+++ Records shown
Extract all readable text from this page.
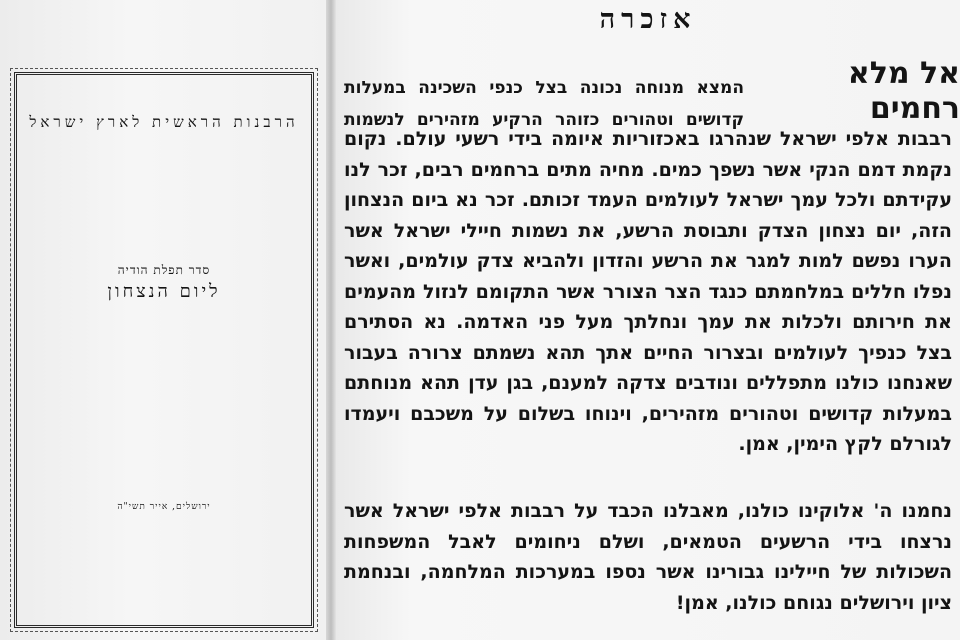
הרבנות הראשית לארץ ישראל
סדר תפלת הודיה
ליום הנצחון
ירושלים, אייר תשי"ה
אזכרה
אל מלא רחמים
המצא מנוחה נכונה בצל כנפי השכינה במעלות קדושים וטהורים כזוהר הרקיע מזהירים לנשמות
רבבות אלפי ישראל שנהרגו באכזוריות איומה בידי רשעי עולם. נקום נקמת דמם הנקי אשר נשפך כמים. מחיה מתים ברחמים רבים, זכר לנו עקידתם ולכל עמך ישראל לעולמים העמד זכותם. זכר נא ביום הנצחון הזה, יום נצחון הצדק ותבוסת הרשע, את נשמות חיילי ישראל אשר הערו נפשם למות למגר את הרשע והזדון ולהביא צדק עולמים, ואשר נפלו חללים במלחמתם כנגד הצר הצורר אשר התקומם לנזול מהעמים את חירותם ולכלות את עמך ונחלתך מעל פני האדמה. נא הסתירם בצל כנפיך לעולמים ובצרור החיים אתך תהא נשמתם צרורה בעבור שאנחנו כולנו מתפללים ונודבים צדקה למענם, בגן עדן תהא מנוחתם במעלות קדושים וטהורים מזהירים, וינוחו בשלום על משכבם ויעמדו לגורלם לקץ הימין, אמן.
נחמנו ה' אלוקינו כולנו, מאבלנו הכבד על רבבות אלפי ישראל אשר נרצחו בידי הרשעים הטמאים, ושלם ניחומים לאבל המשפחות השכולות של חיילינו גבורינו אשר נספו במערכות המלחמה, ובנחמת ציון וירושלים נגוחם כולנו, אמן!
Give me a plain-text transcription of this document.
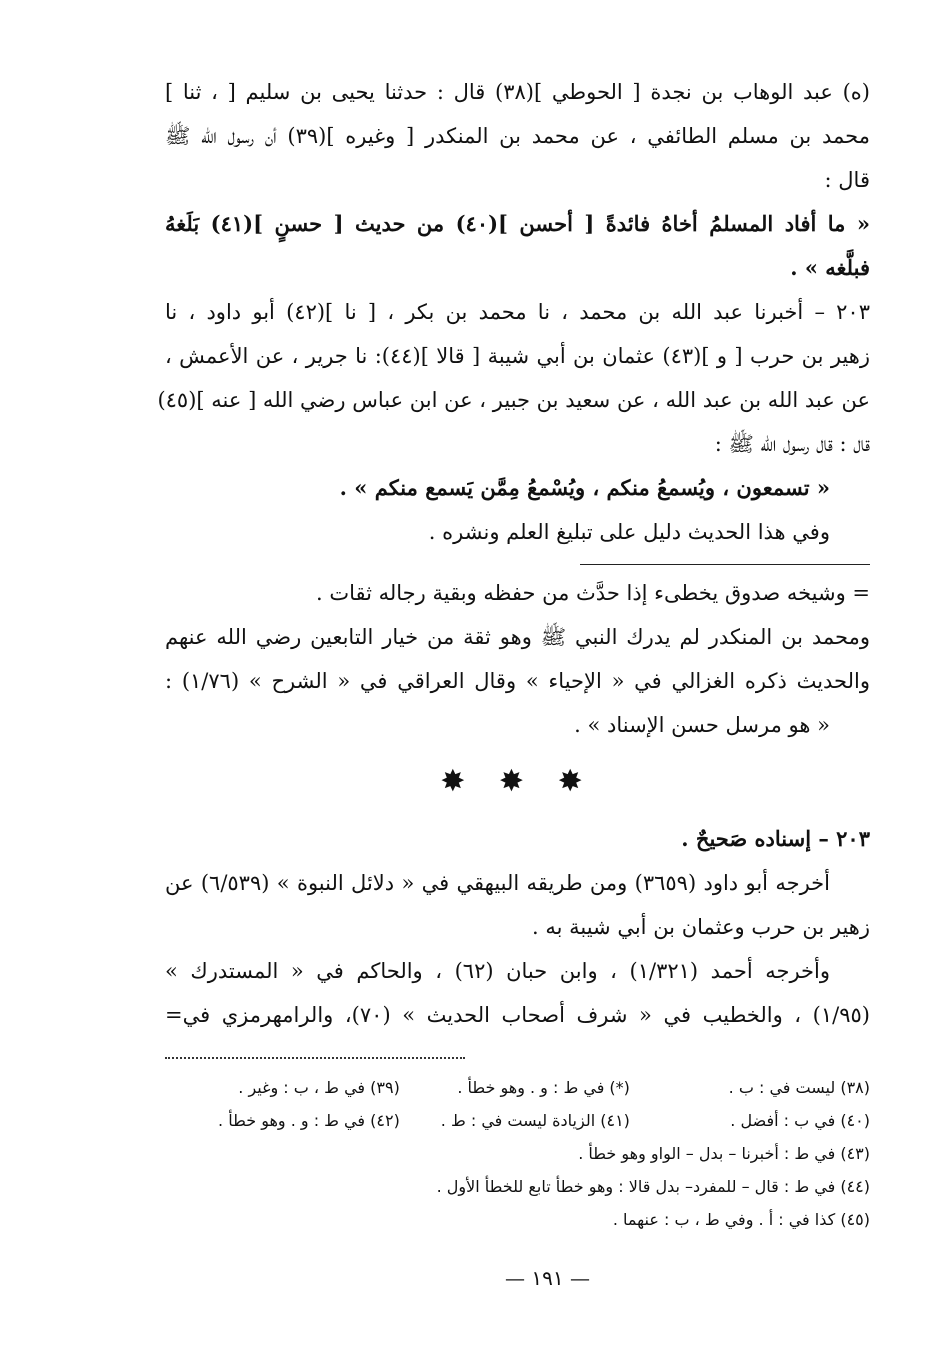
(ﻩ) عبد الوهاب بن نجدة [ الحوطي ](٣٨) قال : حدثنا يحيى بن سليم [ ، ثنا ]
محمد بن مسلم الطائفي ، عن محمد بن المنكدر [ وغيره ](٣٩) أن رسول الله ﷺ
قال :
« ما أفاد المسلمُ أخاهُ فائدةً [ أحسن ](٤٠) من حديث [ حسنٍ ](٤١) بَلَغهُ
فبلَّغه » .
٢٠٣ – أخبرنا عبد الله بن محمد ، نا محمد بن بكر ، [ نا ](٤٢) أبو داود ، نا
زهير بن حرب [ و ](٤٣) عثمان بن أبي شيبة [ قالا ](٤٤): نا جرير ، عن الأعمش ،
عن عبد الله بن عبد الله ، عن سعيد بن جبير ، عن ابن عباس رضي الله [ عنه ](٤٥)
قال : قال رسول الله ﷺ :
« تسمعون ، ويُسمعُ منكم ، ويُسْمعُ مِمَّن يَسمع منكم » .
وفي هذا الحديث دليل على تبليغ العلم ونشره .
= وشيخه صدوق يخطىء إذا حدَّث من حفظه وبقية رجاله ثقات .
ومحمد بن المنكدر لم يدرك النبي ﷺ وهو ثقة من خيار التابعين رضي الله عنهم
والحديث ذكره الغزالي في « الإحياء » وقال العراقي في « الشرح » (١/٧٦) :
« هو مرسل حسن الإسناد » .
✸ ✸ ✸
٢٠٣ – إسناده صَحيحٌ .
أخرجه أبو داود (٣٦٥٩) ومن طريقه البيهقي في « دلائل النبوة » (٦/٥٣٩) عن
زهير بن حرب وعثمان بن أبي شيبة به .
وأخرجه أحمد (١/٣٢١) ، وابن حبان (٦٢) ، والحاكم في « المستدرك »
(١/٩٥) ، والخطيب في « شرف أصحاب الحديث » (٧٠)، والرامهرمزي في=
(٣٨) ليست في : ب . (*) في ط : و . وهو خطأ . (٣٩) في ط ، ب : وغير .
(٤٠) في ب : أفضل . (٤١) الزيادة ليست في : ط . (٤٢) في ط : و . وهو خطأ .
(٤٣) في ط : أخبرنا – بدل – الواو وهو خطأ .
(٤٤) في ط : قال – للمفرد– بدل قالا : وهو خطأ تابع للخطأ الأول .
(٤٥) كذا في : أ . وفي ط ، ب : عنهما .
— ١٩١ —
++++++
+++ Records shown
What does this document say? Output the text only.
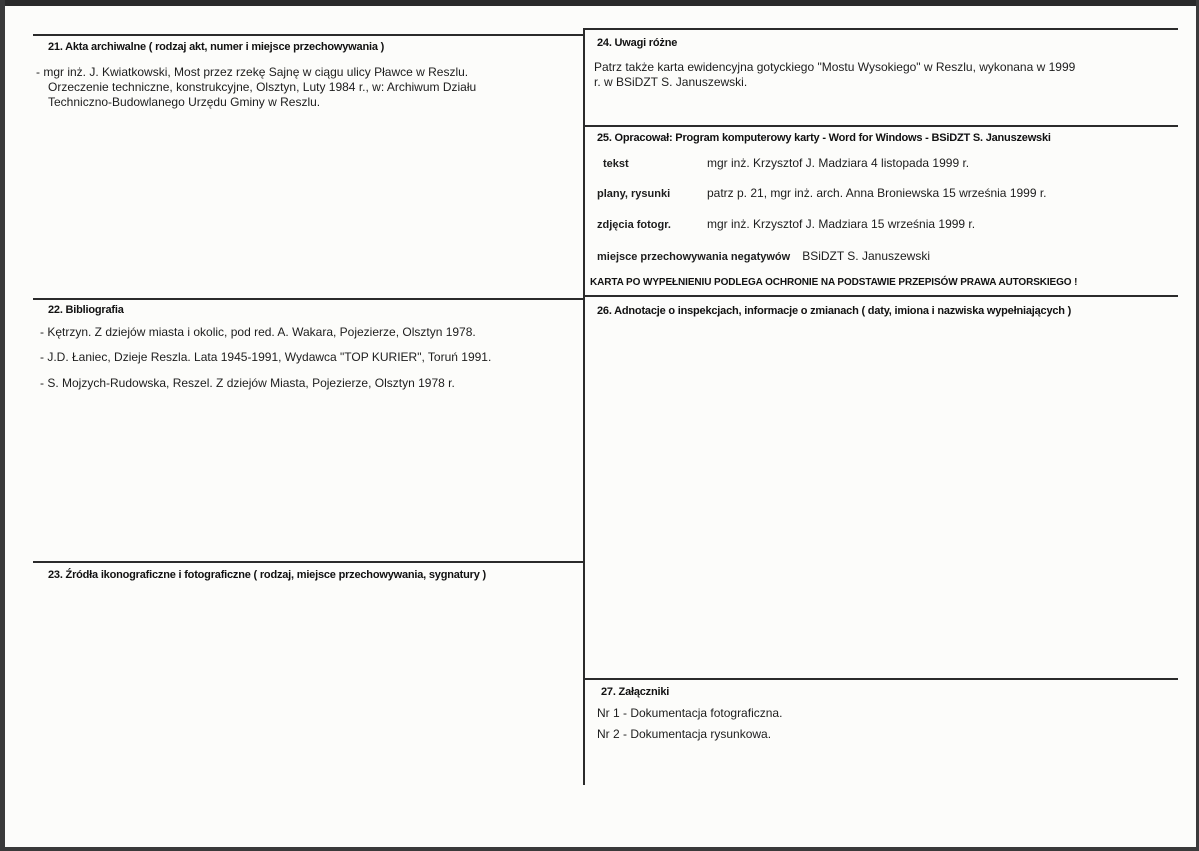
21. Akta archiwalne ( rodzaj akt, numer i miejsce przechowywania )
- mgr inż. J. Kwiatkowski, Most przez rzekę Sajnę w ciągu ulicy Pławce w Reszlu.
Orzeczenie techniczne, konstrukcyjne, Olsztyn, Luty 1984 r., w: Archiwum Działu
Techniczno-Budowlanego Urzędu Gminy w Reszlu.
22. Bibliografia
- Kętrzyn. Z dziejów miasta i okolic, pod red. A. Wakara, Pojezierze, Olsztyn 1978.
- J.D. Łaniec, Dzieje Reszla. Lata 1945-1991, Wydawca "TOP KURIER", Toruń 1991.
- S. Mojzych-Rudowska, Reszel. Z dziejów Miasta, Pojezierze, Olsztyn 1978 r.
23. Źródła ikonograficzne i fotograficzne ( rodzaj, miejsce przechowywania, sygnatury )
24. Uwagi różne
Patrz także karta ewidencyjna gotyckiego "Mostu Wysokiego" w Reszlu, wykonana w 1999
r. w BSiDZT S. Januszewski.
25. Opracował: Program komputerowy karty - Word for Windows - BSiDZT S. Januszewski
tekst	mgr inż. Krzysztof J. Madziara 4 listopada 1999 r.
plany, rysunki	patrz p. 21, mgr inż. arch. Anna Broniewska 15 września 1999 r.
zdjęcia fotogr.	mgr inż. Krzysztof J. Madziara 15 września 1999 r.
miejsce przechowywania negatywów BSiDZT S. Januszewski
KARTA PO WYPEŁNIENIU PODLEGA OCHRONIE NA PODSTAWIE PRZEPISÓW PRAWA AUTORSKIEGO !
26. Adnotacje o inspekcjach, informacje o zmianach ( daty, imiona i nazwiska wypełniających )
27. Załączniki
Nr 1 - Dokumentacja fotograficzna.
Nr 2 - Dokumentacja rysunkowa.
++++++
+++ Records shown
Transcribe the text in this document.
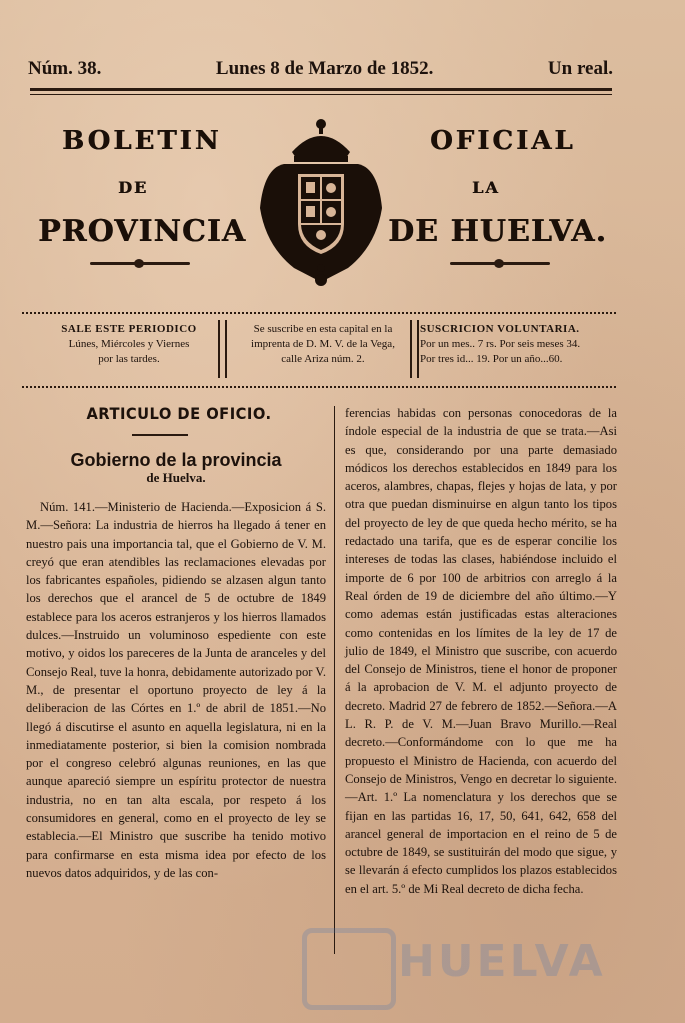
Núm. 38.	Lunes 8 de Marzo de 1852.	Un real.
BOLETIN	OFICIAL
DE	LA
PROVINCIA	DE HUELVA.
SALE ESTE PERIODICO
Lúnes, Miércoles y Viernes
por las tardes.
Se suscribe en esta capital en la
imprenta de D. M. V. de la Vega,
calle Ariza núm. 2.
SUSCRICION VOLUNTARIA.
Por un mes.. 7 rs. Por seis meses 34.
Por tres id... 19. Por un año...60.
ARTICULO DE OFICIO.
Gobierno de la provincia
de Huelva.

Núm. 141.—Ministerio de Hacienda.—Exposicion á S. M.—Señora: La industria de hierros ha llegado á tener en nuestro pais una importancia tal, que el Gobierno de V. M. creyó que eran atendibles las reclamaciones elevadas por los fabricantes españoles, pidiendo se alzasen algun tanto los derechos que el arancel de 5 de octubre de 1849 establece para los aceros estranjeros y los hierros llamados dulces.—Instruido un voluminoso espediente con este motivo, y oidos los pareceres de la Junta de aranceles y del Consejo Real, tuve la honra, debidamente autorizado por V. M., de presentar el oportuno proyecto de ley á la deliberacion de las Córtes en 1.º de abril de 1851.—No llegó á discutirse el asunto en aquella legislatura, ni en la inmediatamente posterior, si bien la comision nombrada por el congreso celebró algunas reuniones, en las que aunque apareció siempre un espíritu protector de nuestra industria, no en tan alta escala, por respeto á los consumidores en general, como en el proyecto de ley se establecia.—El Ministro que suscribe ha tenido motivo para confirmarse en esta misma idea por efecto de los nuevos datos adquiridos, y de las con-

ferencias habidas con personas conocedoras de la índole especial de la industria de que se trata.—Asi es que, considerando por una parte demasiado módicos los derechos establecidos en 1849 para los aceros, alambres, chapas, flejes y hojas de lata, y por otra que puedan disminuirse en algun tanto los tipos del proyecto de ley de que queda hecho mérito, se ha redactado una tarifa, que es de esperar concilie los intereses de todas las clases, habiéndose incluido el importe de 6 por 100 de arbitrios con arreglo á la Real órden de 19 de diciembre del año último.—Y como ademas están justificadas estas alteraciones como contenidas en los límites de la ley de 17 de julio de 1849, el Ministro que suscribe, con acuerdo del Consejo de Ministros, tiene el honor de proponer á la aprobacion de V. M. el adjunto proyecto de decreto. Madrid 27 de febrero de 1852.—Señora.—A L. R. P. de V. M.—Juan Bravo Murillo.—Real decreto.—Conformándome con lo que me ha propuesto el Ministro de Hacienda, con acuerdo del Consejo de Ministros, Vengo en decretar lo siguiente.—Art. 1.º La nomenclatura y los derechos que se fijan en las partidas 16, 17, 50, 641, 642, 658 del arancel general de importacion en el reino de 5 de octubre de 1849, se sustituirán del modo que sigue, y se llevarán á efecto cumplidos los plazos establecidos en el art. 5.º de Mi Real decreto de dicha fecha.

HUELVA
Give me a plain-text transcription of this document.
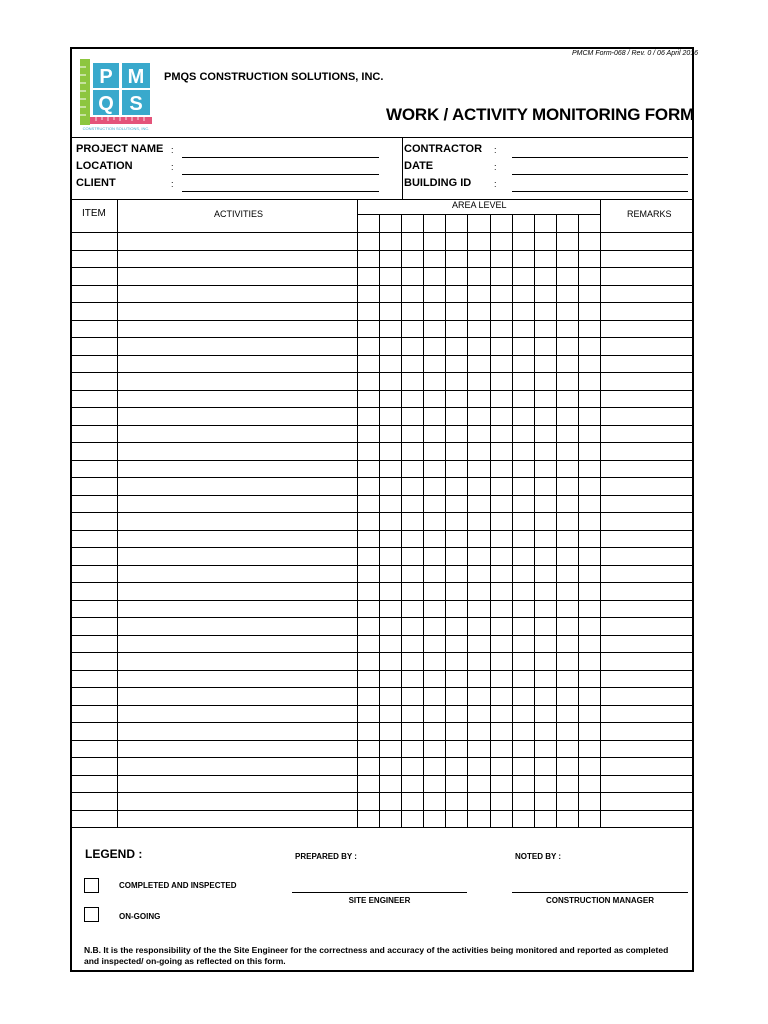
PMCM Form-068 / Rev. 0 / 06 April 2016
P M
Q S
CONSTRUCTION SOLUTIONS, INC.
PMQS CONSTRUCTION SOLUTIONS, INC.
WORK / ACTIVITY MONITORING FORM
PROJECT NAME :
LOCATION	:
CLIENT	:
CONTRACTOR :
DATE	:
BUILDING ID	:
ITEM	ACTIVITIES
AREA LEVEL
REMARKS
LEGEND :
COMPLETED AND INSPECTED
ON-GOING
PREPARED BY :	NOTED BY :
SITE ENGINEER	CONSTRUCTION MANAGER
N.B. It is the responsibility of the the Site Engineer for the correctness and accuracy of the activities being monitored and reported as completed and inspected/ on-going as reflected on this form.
++++++
Above is a listing; report how many of its lines include the word "text", giving the number only.

Answer to the exercise - 5